* Requirement *
Render every entry exactly as it appears.

* Supplied entries *

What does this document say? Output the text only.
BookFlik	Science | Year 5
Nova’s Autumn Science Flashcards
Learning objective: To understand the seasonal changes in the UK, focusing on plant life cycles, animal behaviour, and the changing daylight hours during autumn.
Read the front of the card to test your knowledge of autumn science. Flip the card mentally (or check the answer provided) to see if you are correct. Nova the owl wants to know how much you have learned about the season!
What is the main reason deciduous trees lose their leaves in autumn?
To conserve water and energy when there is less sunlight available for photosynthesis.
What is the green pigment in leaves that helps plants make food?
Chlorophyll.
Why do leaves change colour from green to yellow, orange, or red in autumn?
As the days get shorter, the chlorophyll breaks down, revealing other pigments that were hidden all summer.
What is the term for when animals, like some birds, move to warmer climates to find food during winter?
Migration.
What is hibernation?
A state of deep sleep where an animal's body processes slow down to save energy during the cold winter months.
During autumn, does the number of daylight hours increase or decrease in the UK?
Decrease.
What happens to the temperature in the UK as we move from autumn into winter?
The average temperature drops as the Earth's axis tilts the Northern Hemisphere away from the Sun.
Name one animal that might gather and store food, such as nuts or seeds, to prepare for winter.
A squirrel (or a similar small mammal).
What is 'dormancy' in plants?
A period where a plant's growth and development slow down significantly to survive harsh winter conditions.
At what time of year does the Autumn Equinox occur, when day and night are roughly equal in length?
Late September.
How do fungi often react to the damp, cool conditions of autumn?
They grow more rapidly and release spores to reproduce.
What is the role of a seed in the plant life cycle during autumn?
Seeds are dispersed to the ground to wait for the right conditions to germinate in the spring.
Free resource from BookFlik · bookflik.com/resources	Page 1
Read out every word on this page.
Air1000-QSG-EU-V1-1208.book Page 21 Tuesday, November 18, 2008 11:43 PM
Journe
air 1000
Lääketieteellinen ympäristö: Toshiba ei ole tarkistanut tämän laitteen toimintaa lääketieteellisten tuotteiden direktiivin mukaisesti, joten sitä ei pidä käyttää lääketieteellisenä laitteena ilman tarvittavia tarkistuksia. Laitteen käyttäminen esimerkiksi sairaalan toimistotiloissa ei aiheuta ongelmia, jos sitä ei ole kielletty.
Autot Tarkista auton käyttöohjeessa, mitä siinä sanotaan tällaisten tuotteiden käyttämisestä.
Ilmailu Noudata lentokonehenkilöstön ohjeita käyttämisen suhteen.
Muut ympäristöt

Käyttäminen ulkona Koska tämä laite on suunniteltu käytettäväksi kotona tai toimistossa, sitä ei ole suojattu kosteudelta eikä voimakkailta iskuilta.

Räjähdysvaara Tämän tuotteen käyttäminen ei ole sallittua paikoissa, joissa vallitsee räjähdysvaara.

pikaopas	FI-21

* Exercise solution *
What does this document say? Output the text only.
BookFlik	Science | Year 5
Nova’s Autumn Science Flashcards
Learning objective: To understand the seasonal changes in the UK, focusing on plant life cycles, animal behaviour, and the changing daylight hours during autumn.
Read the front of the card to test your knowledge of autumn science. Flip the card mentally (or check the answer provided) to see if you are correct. Nova the owl wants to know how much you have learned about the season!
What is the main reason deciduous trees lose their leaves in autumn?
To conserve water and energy when there is less sunlight available for photosynthesis.
What is the green pigment in leaves that helps plants make food?
Chlorophyll.
Why do leaves change colour from green to yellow, orange, or red in autumn?
As the days get shorter, the chlorophyll breaks down, revealing other pigments that were hidden all summer.
What is the term for when animals, like some birds, move to warmer climates to find food during winter?
Migration.
What is hibernation?
A state of deep sleep where an animal's body processes slow down to save energy during the cold winter months.
During autumn, does the number of daylight hours increase or decrease in the UK?
Decrease.
What happens to the temperature in the UK as we move from autumn into winter?
The average temperature drops as the Earth's axis tilts the Northern Hemisphere away from the Sun.
Name one animal that might gather and store food, such as nuts or seeds, to prepare for winter.
A squirrel (or a similar small mammal).
What is 'dormancy' in plants?
A period where a plant's growth and development slow down significantly to survive harsh winter conditions.
At what time of year does the Autumn Equinox occur, when day and night are roughly equal in length?
Late September.
How do fungi often react to the damp, cool conditions of autumn?
They grow more rapidly and release spores to reproduce.
What is the role of a seed in the plant life cycle during autumn?
Seeds are dispersed to the ground to wait for the right conditions to germinate in the spring.
Free resource from BookFlik · bookflik.com/resources	Page 1
Read out every word on this page.
Air1000-QSG-EU-V1-1208.book Page 21 Tuesday, November 18, 2008 11:43 PM
Journe
air 1000
Lääketieteellinen ympäristö: Toshiba ei ole tarkistanut tämän laitteen toimintaa lääketieteellisten tuotteiden direktiivin mukaisesti, joten sitä ei pidä käyttää lääketieteellisenä laitteena ilman tarvittavia tarkistuksia. Laitteen käyttäminen esimerkiksi sairaalan toimistotiloissa ei aiheuta ongelmia, jos sitä ei ole kielletty.
Autot Tarkista auton käyttöohjeessa, mitä siinä sanotaan tällaisten tuotteiden käyttämisestä.
Ilmailu Noudata lentokonehenkilöstön ohjeita käyttämisen suhteen.
Muut ympäristöt

Käyttäminen ulkona Koska tämä laite on suunniteltu käytettäväksi kotona tai toimistossa, sitä ei ole suojattu kosteudelta eikä voimakkailta iskuilta.

Räjähdysvaara Tämän tuotteen käyttäminen ei ole sallittua paikoissa, joissa vallitsee räjähdysvaara.

pikaopas	FI-21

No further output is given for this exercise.